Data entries
---------------

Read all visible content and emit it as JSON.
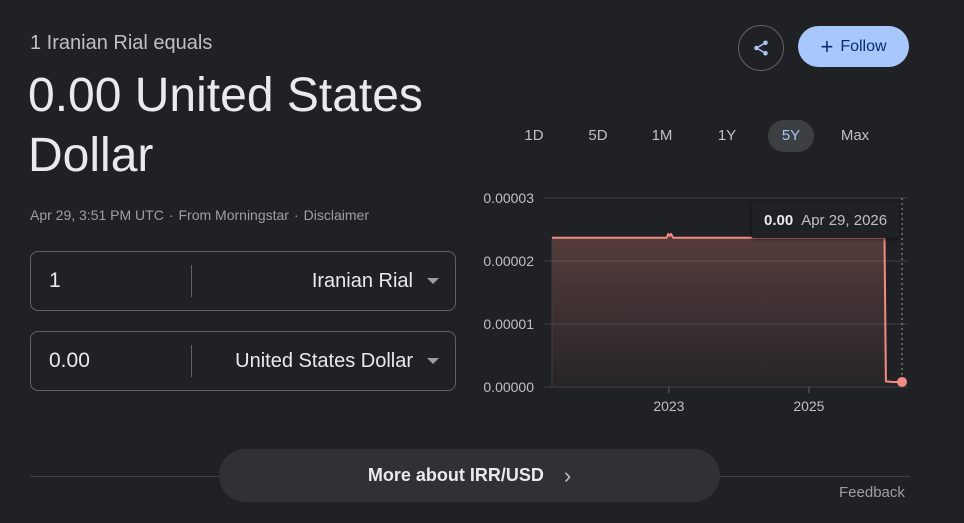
{
  "header": {
    "subtitle": "1 Iranian Rial equals",
    "headline": "0.00 United States Dollar",
    "timestamp": "Apr 29, 3:51 PM UTC",
    "source": "From Morningstar",
    "disclaimer": "Disclaimer",
    "separator": "·"
  },
  "converter": {
    "from": {
      "amount": "1",
      "currency": "Iranian Rial"
    },
    "to": {
      "amount": "0.00",
      "currency": "United States Dollar"
    }
  },
  "actions": {
    "share_icon": "share-icon",
    "follow_label": "Follow",
    "follow_plus": "+"
  },
  "ranges": [
    "1D",
    "5D",
    "1M",
    "1Y",
    "5Y",
    "Max"
  ],
  "active_range": "5Y",
  "tooltip": {
    "value": "0.00",
    "date": "Apr 29, 2026"
  },
  "more_label": "More about IRR/USD",
  "feedback_label": "Feedback",
  "colors": {
    "line": "#f28b82",
    "accent": "#a8c7fa",
    "background": "#202124"
  },
  "chart_data": {
    "type": "area",
    "x_ticks": [
      "2023",
      "2025"
    ],
    "y_ticks": [
      "0.00000",
      "0.00001",
      "0.00002",
      "0.00003"
    ],
    "ylim": [
      0,
      3e-05
    ],
    "xlim": [
      2021.33,
      2026.33
    ],
    "grid": true,
    "series": [
      {
        "x": [
          2021.33,
          2022.5,
          2022.97,
          2022.99,
          2023.01,
          2023.03,
          2023.06,
          2023.5,
          2024.5,
          2025.5,
          2026.0,
          2026.08,
          2026.1,
          2026.2,
          2026.33
        ],
        "y": [
          2.37e-05,
          2.37e-05,
          2.37e-05,
          2.43e-05,
          2.4e-05,
          2.43e-05,
          2.37e-05,
          2.37e-05,
          2.37e-05,
          2.37e-05,
          2.37e-05,
          2.37e-05,
          9e-07,
          8e-07,
          8e-07
        ]
      }
    ]
  }
}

---------------

From the listing above, print every entry precisely and drop the pictures.

■ TASK ANSWER ■
Read all visible content and emit it as JSON.
{
  "header": {
    "subtitle": "1 Iranian Rial equals",
    "headline": "0.00 United States Dollar",
    "timestamp": "Apr 29, 3:51 PM UTC",
    "source": "From Morningstar",
    "disclaimer": "Disclaimer",
    "separator": "·"
  },
  "converter": {
    "from": {
      "amount": "1",
      "currency": "Iranian Rial"
    },
    "to": {
      "amount": "0.00",
      "currency": "United States Dollar"
    }
  },
  "actions": {
    "share_icon": "share-icon",
    "follow_label": "Follow",
    "follow_plus": "+"
  },
  "ranges": [
    "1D",
    "5D",
    "1M",
    "1Y",
    "5Y",
    "Max"
  ],
  "active_range": "5Y",
  "tooltip": {
    "value": "0.00",
    "date": "Apr 29, 2026"
  },
  "more_label": "More about IRR/USD",
  "feedback_label": "Feedback",
  "colors": {
    "line": "#f28b82",
    "accent": "#a8c7fa",
    "background": "#202124"
  },
  "chart_data": {
    "type": "area",
    "x_ticks": [
      "2023",
      "2025"
    ],
    "y_ticks": [
      "0.00000",
      "0.00001",
      "0.00002",
      "0.00003"
    ],
    "ylim": [
      0,
      3e-05
    ],
    "xlim": [
      2021.33,
      2026.33
    ],
    "grid": true,
    "series": [
      {
        "x": [
          2021.33,
          2022.5,
          2022.97,
          2022.99,
          2023.01,
          2023.03,
          2023.06,
          2023.5,
          2024.5,
          2025.5,
          2026.0,
          2026.08,
          2026.1,
          2026.2,
          2026.33
        ],
        "y": [
          2.37e-05,
          2.37e-05,
          2.37e-05,
          2.43e-05,
          2.4e-05,
          2.43e-05,
          2.37e-05,
          2.37e-05,
          2.37e-05,
          2.37e-05,
          2.37e-05,
          2.37e-05,
          9e-07,
          8e-07,
          8e-07
        ]
      }
    ]
  }
}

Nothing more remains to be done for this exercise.